━━ Record list ━━

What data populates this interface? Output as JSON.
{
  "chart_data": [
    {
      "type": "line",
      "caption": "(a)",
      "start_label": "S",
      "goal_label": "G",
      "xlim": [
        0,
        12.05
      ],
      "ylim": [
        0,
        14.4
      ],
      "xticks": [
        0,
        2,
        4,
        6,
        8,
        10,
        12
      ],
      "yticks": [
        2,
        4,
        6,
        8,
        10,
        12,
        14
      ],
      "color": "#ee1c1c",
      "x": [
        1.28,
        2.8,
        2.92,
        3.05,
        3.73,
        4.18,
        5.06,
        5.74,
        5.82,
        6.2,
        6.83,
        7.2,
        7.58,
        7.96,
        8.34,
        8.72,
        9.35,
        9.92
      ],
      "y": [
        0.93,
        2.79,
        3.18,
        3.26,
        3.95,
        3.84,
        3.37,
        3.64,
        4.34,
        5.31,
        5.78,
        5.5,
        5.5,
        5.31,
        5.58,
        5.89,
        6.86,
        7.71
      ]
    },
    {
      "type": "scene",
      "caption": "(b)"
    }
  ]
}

━━━

Short problem
Extract the listing in its entirety, matching it exactly.

Exercise answer
What data populates this interface? Output as JSON.
{
  "chart_data": [
    {
      "type": "line",
      "caption": "(a)",
      "start_label": "S",
      "goal_label": "G",
      "xlim": [
        0,
        12.05
      ],
      "ylim": [
        0,
        14.4
      ],
      "xticks": [
        0,
        2,
        4,
        6,
        8,
        10,
        12
      ],
      "yticks": [
        2,
        4,
        6,
        8,
        10,
        12,
        14
      ],
      "color": "#ee1c1c",
      "x": [
        1.28,
        2.8,
        2.92,
        3.05,
        3.73,
        4.18,
        5.06,
        5.74,
        5.82,
        6.2,
        6.83,
        7.2,
        7.58,
        7.96,
        8.34,
        8.72,
        9.35,
        9.92
      ],
      "y": [
        0.93,
        2.79,
        3.18,
        3.26,
        3.95,
        3.84,
        3.37,
        3.64,
        4.34,
        5.31,
        5.78,
        5.5,
        5.5,
        5.31,
        5.58,
        5.89,
        6.86,
        7.71
      ]
    },
    {
      "type": "scene",
      "caption": "(b)"
    }
  ]
}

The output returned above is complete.